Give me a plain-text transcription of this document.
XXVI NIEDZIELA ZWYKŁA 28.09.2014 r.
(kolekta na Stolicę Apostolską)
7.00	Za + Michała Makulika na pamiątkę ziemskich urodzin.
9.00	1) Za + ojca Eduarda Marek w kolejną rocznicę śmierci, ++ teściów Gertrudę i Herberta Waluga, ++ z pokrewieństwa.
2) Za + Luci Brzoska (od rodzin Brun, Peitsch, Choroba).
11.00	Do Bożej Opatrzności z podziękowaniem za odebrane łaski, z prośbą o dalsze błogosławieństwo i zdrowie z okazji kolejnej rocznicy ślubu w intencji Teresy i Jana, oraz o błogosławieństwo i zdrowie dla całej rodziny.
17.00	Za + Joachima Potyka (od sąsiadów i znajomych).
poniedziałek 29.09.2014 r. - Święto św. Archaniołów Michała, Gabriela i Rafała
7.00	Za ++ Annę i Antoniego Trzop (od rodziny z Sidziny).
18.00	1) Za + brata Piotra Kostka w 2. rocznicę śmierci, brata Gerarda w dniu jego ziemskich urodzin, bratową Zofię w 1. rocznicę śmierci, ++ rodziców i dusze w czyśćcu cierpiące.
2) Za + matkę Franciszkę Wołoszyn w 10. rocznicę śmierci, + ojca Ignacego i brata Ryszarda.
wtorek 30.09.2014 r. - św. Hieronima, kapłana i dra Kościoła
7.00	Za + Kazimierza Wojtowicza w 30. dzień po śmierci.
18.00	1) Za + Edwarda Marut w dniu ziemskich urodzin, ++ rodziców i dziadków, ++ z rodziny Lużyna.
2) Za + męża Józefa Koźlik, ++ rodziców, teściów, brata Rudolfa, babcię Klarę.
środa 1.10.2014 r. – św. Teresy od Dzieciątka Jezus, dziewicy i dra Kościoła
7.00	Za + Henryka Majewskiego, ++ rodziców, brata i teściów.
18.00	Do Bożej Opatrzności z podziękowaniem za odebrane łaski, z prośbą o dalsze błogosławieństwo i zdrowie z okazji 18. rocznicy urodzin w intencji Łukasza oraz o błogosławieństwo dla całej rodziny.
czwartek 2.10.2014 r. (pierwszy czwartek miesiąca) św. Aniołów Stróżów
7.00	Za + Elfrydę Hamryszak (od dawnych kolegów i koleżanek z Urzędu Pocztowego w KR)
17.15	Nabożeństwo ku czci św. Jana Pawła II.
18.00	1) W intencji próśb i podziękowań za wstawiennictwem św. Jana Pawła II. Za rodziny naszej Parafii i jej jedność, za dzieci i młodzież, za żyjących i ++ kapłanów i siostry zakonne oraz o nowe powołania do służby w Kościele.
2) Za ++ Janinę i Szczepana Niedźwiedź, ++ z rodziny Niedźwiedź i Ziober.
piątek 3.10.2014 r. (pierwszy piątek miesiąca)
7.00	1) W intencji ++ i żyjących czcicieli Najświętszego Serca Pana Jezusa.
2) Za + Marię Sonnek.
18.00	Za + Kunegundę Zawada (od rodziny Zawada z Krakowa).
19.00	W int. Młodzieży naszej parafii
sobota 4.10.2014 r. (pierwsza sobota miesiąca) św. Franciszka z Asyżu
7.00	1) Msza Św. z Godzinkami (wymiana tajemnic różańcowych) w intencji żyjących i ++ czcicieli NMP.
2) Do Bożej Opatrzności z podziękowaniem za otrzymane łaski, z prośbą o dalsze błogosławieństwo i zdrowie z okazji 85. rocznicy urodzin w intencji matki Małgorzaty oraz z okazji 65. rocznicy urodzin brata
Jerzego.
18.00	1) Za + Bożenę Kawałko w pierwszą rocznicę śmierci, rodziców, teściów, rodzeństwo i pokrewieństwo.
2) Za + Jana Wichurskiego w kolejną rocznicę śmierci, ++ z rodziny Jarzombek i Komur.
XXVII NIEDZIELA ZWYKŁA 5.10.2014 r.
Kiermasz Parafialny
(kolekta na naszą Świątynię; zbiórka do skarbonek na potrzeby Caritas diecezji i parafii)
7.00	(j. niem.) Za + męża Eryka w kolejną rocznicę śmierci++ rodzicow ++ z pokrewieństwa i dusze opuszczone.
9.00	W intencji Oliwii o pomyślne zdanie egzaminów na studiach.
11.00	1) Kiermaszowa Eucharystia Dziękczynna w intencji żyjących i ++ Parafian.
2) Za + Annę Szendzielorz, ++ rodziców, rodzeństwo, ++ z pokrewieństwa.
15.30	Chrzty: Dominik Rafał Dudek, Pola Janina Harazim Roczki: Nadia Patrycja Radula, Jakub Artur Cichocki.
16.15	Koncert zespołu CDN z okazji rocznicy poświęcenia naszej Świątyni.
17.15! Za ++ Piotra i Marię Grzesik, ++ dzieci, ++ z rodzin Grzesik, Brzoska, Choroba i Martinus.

- - - - - - -

## Given instruction
Transcribe all of the entries without altering anything.

## Right answer
Give me a plain-text transcription of this document.
XXVI NIEDZIELA ZWYKŁA 28.09.2014 r.
(kolekta na Stolicę Apostolską)
7.00	Za + Michała Makulika na pamiątkę ziemskich urodzin.
9.00	1) Za + ojca Eduarda Marek w kolejną rocznicę śmierci, ++ teściów Gertrudę i Herberta Waluga, ++ z pokrewieństwa.
2) Za + Luci Brzoska (od rodzin Brun, Peitsch, Choroba).
11.00	Do Bożej Opatrzności z podziękowaniem za odebrane łaski, z prośbą o dalsze błogosławieństwo i zdrowie z okazji kolejnej rocznicy ślubu w intencji Teresy i Jana, oraz o błogosławieństwo i zdrowie dla całej rodziny.
17.00	Za + Joachima Potyka (od sąsiadów i znajomych).
poniedziałek 29.09.2014 r. - Święto św. Archaniołów Michała, Gabriela i Rafała
7.00	Za ++ Annę i Antoniego Trzop (od rodziny z Sidziny).
18.00	1) Za + brata Piotra Kostka w 2. rocznicę śmierci, brata Gerarda w dniu jego ziemskich urodzin, bratową Zofię w 1. rocznicę śmierci, ++ rodziców i dusze w czyśćcu cierpiące.
2) Za + matkę Franciszkę Wołoszyn w 10. rocznicę śmierci, + ojca Ignacego i brata Ryszarda.
wtorek 30.09.2014 r. - św. Hieronima, kapłana i dra Kościoła
7.00	Za + Kazimierza Wojtowicza w 30. dzień po śmierci.
18.00	1) Za + Edwarda Marut w dniu ziemskich urodzin, ++ rodziców i dziadków, ++ z rodziny Lużyna.
2) Za + męża Józefa Koźlik, ++ rodziców, teściów, brata Rudolfa, babcię Klarę.
środa 1.10.2014 r. – św. Teresy od Dzieciątka Jezus, dziewicy i dra Kościoła
7.00	Za + Henryka Majewskiego, ++ rodziców, brata i teściów.
18.00	Do Bożej Opatrzności z podziękowaniem za odebrane łaski, z prośbą o dalsze błogosławieństwo i zdrowie z okazji 18. rocznicy urodzin w intencji Łukasza oraz o błogosławieństwo dla całej rodziny.
czwartek 2.10.2014 r. (pierwszy czwartek miesiąca) św. Aniołów Stróżów
7.00	Za + Elfrydę Hamryszak (od dawnych kolegów i koleżanek z Urzędu Pocztowego w KR)
17.15	Nabożeństwo ku czci św. Jana Pawła II.
18.00	1) W intencji próśb i podziękowań za wstawiennictwem św. Jana Pawła II. Za rodziny naszej Parafii i jej jedność, za dzieci i młodzież, za żyjących i ++ kapłanów i siostry zakonne oraz o nowe powołania do służby w Kościele.
2) Za ++ Janinę i Szczepana Niedźwiedź, ++ z rodziny Niedźwiedź i Ziober.
piątek 3.10.2014 r. (pierwszy piątek miesiąca)
7.00	1) W intencji ++ i żyjących czcicieli Najświętszego Serca Pana Jezusa.
2) Za + Marię Sonnek.
18.00	Za + Kunegundę Zawada (od rodziny Zawada z Krakowa).
19.00	W int. Młodzieży naszej parafii
sobota 4.10.2014 r. (pierwsza sobota miesiąca) św. Franciszka z Asyżu
7.00	1) Msza Św. z Godzinkami (wymiana tajemnic różańcowych) w intencji żyjących i ++ czcicieli NMP.
2) Do Bożej Opatrzności z podziękowaniem za otrzymane łaski, z prośbą o dalsze błogosławieństwo i zdrowie z okazji 85. rocznicy urodzin w intencji matki Małgorzaty oraz z okazji 65. rocznicy urodzin brata
Jerzego.
18.00	1) Za + Bożenę Kawałko w pierwszą rocznicę śmierci, rodziców, teściów, rodzeństwo i pokrewieństwo.
2) Za + Jana Wichurskiego w kolejną rocznicę śmierci, ++ z rodziny Jarzombek i Komur.
XXVII NIEDZIELA ZWYKŁA 5.10.2014 r.
Kiermasz Parafialny
(kolekta na naszą Świątynię; zbiórka do skarbonek na potrzeby Caritas diecezji i parafii)
7.00	(j. niem.) Za + męża Eryka w kolejną rocznicę śmierci++ rodzicow ++ z pokrewieństwa i dusze opuszczone.
9.00	W intencji Oliwii o pomyślne zdanie egzaminów na studiach.
11.00	1) Kiermaszowa Eucharystia Dziękczynna w intencji żyjących i ++ Parafian.
2) Za + Annę Szendzielorz, ++ rodziców, rodzeństwo, ++ z pokrewieństwa.
15.30	Chrzty: Dominik Rafał Dudek, Pola Janina Harazim Roczki: Nadia Patrycja Radula, Jakub Artur Cichocki.
16.15	Koncert zespołu CDN z okazji rocznicy poświęcenia naszej Świątyni.
17.15! Za ++ Piotra i Marię Grzesik, ++ dzieci, ++ z rodzin Grzesik, Brzoska, Choroba i Martinus.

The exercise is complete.